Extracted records
------------------------------

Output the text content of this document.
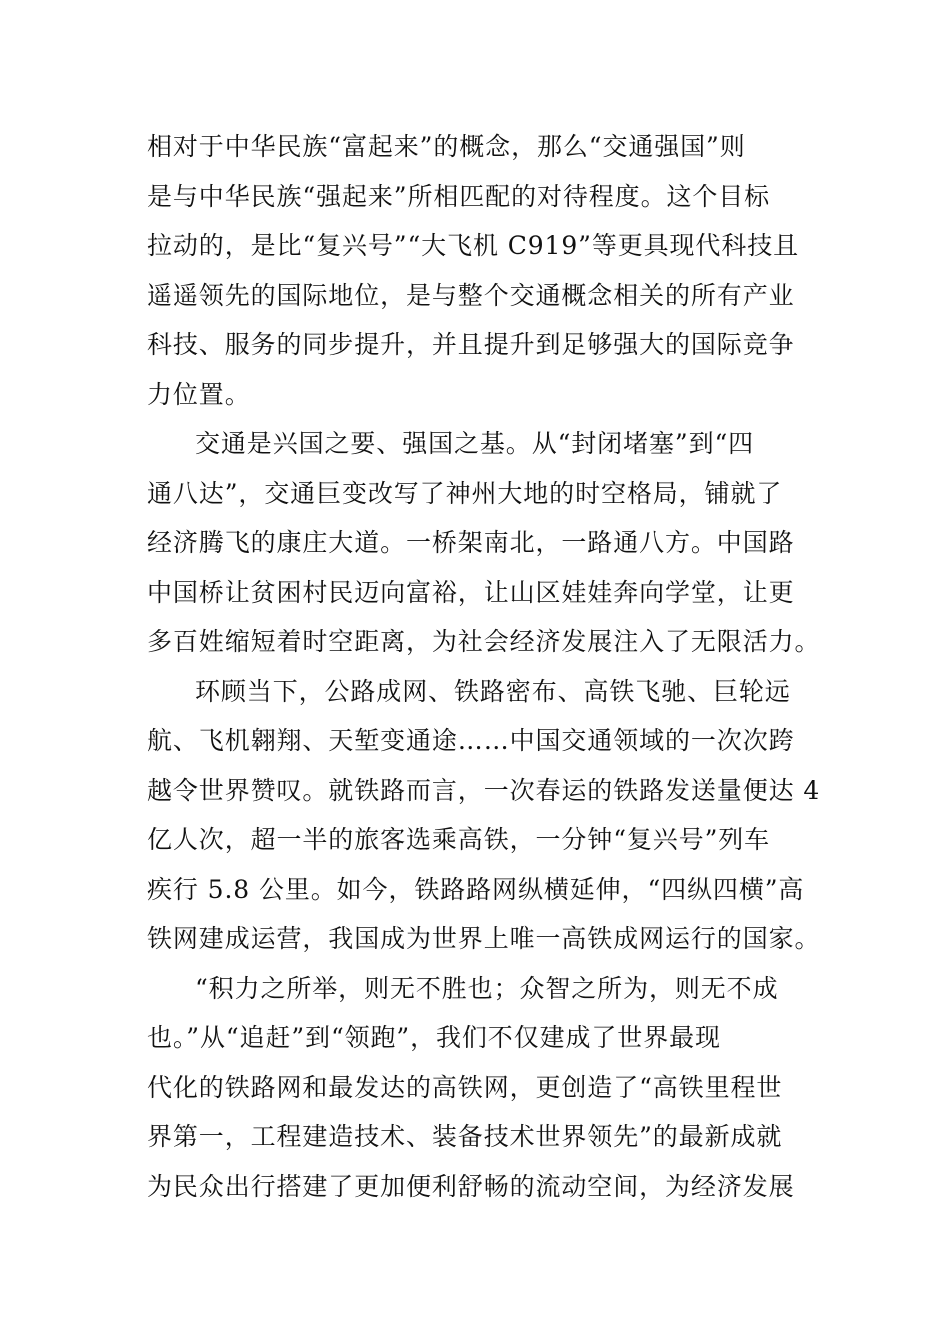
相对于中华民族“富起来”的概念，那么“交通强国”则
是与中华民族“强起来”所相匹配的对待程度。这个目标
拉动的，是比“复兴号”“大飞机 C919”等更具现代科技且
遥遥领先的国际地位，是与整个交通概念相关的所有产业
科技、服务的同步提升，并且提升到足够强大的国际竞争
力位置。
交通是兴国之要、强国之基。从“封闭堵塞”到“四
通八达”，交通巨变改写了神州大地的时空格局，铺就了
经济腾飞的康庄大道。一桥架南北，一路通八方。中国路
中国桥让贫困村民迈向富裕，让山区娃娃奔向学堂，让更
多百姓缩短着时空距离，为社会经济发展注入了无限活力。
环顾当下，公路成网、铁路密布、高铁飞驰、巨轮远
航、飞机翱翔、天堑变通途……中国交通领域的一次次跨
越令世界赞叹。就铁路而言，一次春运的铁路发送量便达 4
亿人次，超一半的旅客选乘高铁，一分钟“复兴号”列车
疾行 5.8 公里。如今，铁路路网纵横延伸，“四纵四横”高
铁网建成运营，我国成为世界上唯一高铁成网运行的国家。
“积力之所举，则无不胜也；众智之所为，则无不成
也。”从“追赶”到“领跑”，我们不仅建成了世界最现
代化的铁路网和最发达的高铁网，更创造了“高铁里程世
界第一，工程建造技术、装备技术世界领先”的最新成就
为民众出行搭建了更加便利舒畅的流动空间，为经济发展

------------------------------

Quote the material in full and exactly; do not carry over its pictures.

▶ Solution to this problem
Output the text content of this document.
相对于中华民族“富起来”的概念，那么“交通强国”则
是与中华民族“强起来”所相匹配的对待程度。这个目标
拉动的，是比“复兴号”“大飞机 C919”等更具现代科技且
遥遥领先的国际地位，是与整个交通概念相关的所有产业
科技、服务的同步提升，并且提升到足够强大的国际竞争
力位置。
交通是兴国之要、强国之基。从“封闭堵塞”到“四
通八达”，交通巨变改写了神州大地的时空格局，铺就了
经济腾飞的康庄大道。一桥架南北，一路通八方。中国路
中国桥让贫困村民迈向富裕，让山区娃娃奔向学堂，让更
多百姓缩短着时空距离，为社会经济发展注入了无限活力。
环顾当下，公路成网、铁路密布、高铁飞驰、巨轮远
航、飞机翱翔、天堑变通途……中国交通领域的一次次跨
越令世界赞叹。就铁路而言，一次春运的铁路发送量便达 4
亿人次，超一半的旅客选乘高铁，一分钟“复兴号”列车
疾行 5.8 公里。如今，铁路路网纵横延伸，“四纵四横”高
铁网建成运营，我国成为世界上唯一高铁成网运行的国家。
“积力之所举，则无不胜也；众智之所为，则无不成
也。”从“追赶”到“领跑”，我们不仅建成了世界最现
代化的铁路网和最发达的高铁网，更创造了“高铁里程世
界第一，工程建造技术、装备技术世界领先”的最新成就
为民众出行搭建了更加便利舒畅的流动空间，为经济发展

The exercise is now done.